▼

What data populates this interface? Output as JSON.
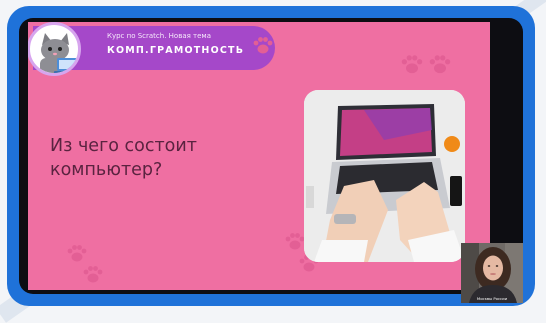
{
  "slide": {
    "banner_subtitle": "Курс по Scratch. Новая тема",
    "banner_title": "КОМП.ГРАМОТНОСТЬ",
    "heading_lines": [
      "Из чего состоит",
      "компьютер?"
    ]
  },
  "webcam": {
    "label": "Москвы России"
  },
  "colors": {
    "frame": "#1f72d9",
    "slide_background": "#ef6fa2",
    "banner": "#a548c9",
    "heading_text": "#5a2340"
  }
}
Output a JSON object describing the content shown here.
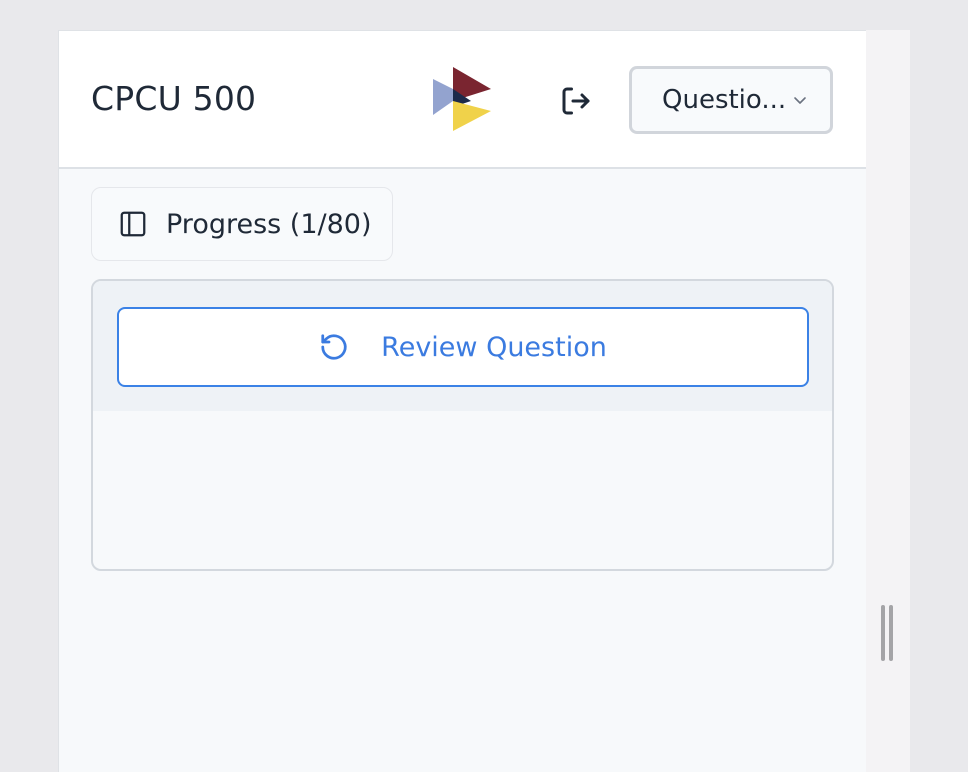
{
  "header": {
    "title": "CPCU 500",
    "question_select": {
      "selected": "Questio..."
    }
  },
  "toolbar": {
    "progress_label": "Progress (1/80)"
  },
  "card": {
    "review_label": "Review Question"
  },
  "icons": {
    "logo": "brand-logo",
    "logout": "logout-icon",
    "chevron": "chevron-down-icon",
    "sidebar": "sidebar-panel-icon",
    "review": "rotate-ccw-icon"
  },
  "colors": {
    "accent": "#3b82e6",
    "logo_red": "#7a2530",
    "logo_blue": "#93a3cf",
    "logo_navy": "#1c2a4a",
    "logo_yellow": "#f0d24a"
  }
}
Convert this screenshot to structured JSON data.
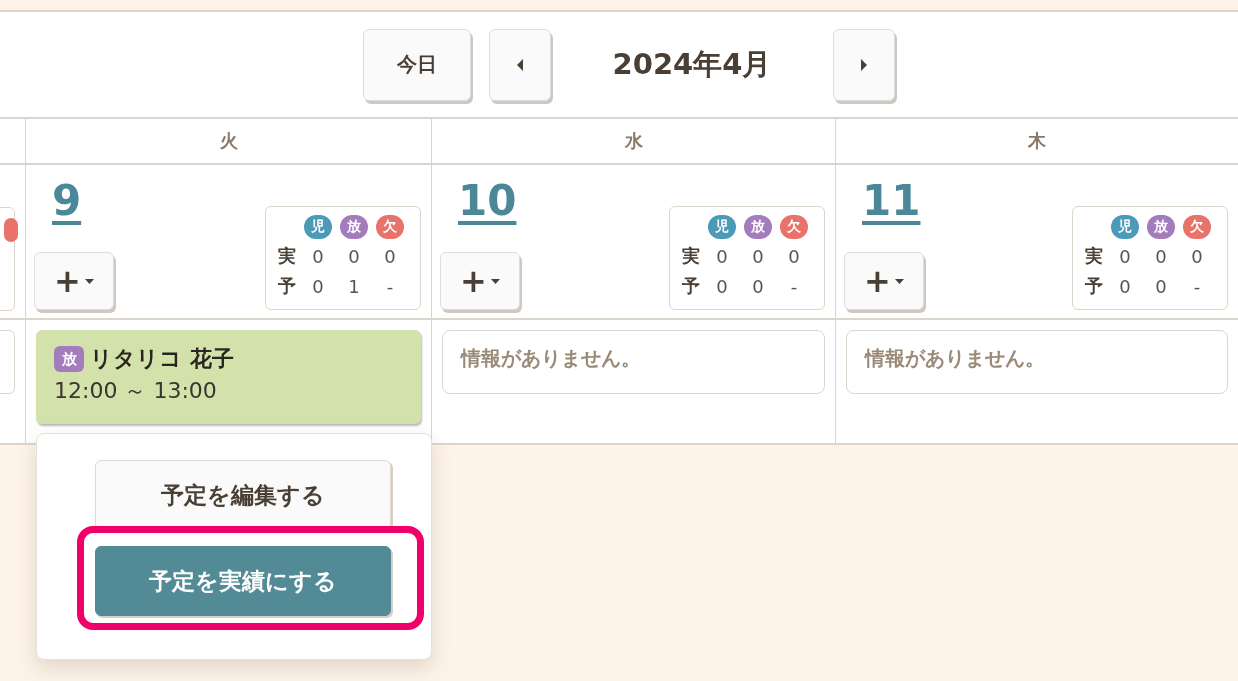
{
  "toolbar": {
    "today_button": "今日",
    "month_title": "2024年4月"
  },
  "days": [
    {
      "weekday": "火",
      "date": "9",
      "add_button": "+",
      "stats": {
        "headers": [
          {
            "label": "児",
            "color": "#4a9ab8"
          },
          {
            "label": "放",
            "color": "#a37cbd"
          },
          {
            "label": "欠",
            "color": "#e8736a"
          }
        ],
        "rows": [
          {
            "label": "実",
            "values": [
              "0",
              "0",
              "0"
            ]
          },
          {
            "label": "予",
            "values": [
              "0",
              "1",
              "-"
            ]
          }
        ]
      },
      "entry": {
        "kind": "schedule",
        "tag": "放",
        "color": "#a37cbd",
        "name": "リタリコ 花子",
        "time": "12:00 ～ 13:00"
      }
    },
    {
      "weekday": "水",
      "date": "10",
      "add_button": "+",
      "stats": {
        "headers": [
          {
            "label": "児",
            "color": "#4a9ab8"
          },
          {
            "label": "放",
            "color": "#a37cbd"
          },
          {
            "label": "欠",
            "color": "#e8736a"
          }
        ],
        "rows": [
          {
            "label": "実",
            "values": [
              "0",
              "0",
              "0"
            ]
          },
          {
            "label": "予",
            "values": [
              "0",
              "0",
              "-"
            ]
          }
        ]
      },
      "entry": {
        "kind": "empty",
        "message": "情報がありません。"
      }
    },
    {
      "weekday": "木",
      "date": "11",
      "add_button": "+",
      "stats": {
        "headers": [
          {
            "label": "児",
            "color": "#4a9ab8"
          },
          {
            "label": "放",
            "color": "#a37cbd"
          },
          {
            "label": "欠",
            "color": "#e8736a"
          }
        ],
        "rows": [
          {
            "label": "実",
            "values": [
              "0",
              "0",
              "0"
            ]
          },
          {
            "label": "予",
            "values": [
              "0",
              "0",
              "-"
            ]
          }
        ]
      },
      "entry": {
        "kind": "empty",
        "message": "情報がありません。"
      }
    }
  ],
  "popup": {
    "buttons": [
      {
        "label": "予定を編集する",
        "kind": "default",
        "highlighted": false
      },
      {
        "label": "予定を実績にする",
        "kind": "primary",
        "highlighted": true
      }
    ]
  }
}
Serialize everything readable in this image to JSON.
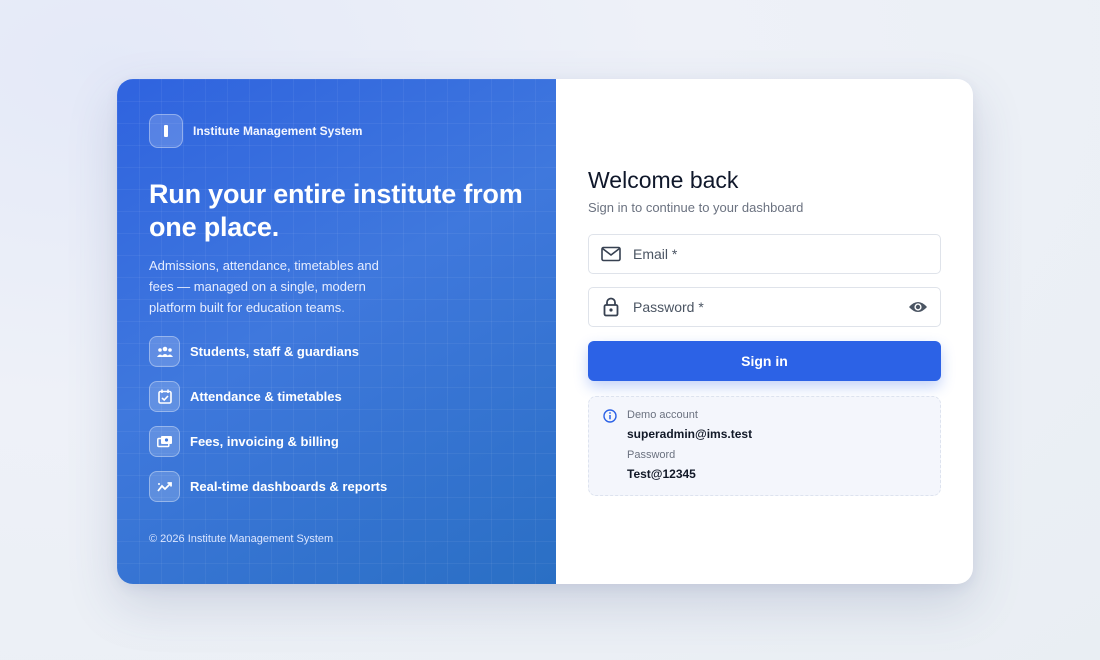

▲

■ **Problem to solve**
Copy all the records above exactly, but leave out the pictures.

■ **Task result**
What data populates this interface? Output as JSON.
{
  "slide": {
    "banner_subtitle": "Курс по Scratch. Новая тема",
    "banner_title": "КОМП.ГРАМОТНОСТЬ",
    "heading_lines": [
      "Из чего состоит",
      "компьютер?"
    ]
  },
  "webcam": {
    "label": "Москвы России"
  },
  "colors": {
    "frame": "#1f72d9",
    "slide_background": "#ef6fa2",
    "banner": "#a548c9",
    "heading_text": "#5a2340"
  }
}
Output a JSON object describing the content shown here.
{
  "header": {
    "title": "CPCU 500",
    "question_select": {
      "selected": "Questio..."
    }
  },
  "toolbar": {
    "progress_label": "Progress (1/80)"
  },
  "card": {
    "review_label": "Review Question"
  },
  "icons": {
    "logo": "brand-logo",
    "logout": "logout-icon",
    "chevron": "chevron-down-icon",
    "sidebar": "sidebar-panel-icon",
    "review": "rotate-ccw-icon"
  },
  "colors": {
    "accent": "#3b82e6",
    "logo_red": "#7a2530",
    "logo_blue": "#93a3cf",
    "logo_navy": "#1c2a4a",
    "logo_yellow": "#f0d24a"
  }
}
Convert this screenshot to structured JSON data.
{
  "toolbar": {
    "today_button": "今日",
    "month_title": "2024年4月"
  },
  "days": [
    {
      "weekday": "火",
      "date": "9",
      "add_button": "+",
      "stats": {
        "headers": [
          {
            "label": "児",
            "color": "#4a9ab8"
          },
          {
            "label": "放",
            "color": "#a37cbd"
          },
          {
            "label": "欠",
            "color": "#e8736a"
          }
        ],
        "rows": [
          {
            "label": "実",
            "values": [
              "0",
              "0",
              "0"
            ]
          },
          {
            "label": "予",
            "values": [
              "0",
              "1",
              "-"
            ]
          }
        ]
      },
      "entry": {
        "kind": "schedule",
        "tag": "放",
        "color": "#a37cbd",
        "name": "リタリコ 花子",
        "time": "12:00 ～ 13:00"
      }
    },
    {
      "weekday": "水",
      "date": "10",
      "add_button": "+",
      "stats": {
        "headers": [
          {
            "label": "児",
            "color": "#4a9ab8"
          },
          {
            "label": "放",
            "color": "#a37cbd"
          },
          {
            "label": "欠",
            "color": "#e8736a"
          }
        ],
        "rows": [
          {
            "label": "実",
            "values": [
              "0",
              "0",
              "0"
            ]
          },
          {
            "label": "予",
            "values": [
              "0",
              "0",
              "-"
            ]
          }
        ]
      },
      "entry": {
        "kind": "empty",
        "message": "情報がありません。"
      }
    },
    {
      "weekday": "木",
      "date": "11",
      "add_button": "+",
      "stats": {
        "headers": [
          {
            "label": "児",
            "color": "#4a9ab8"
          },
          {
            "label": "放",
            "color": "#a37cbd"
          },
          {
            "label": "欠",
            "color": "#e8736a"
          }
        ],
        "rows": [
          {
            "label": "実",
            "values": [
              "0",
              "0",
              "0"
            ]
          },
          {
            "label": "予",
            "values": [
              "0",
              "0",
              "-"
            ]
          }
        ]
      },
      "entry": {
        "kind": "empty",
        "message": "情報がありません。"
      }
    }
  ],
  "popup": {
    "buttons": [
      {
        "label": "予定を編集する",
        "kind": "default",
        "highlighted": false
      },
      {
        "label": "予定を実績にする",
        "kind": "primary",
        "highlighted": true
      }
    ]
  }
}
Serialize everything readable in this image to JSON.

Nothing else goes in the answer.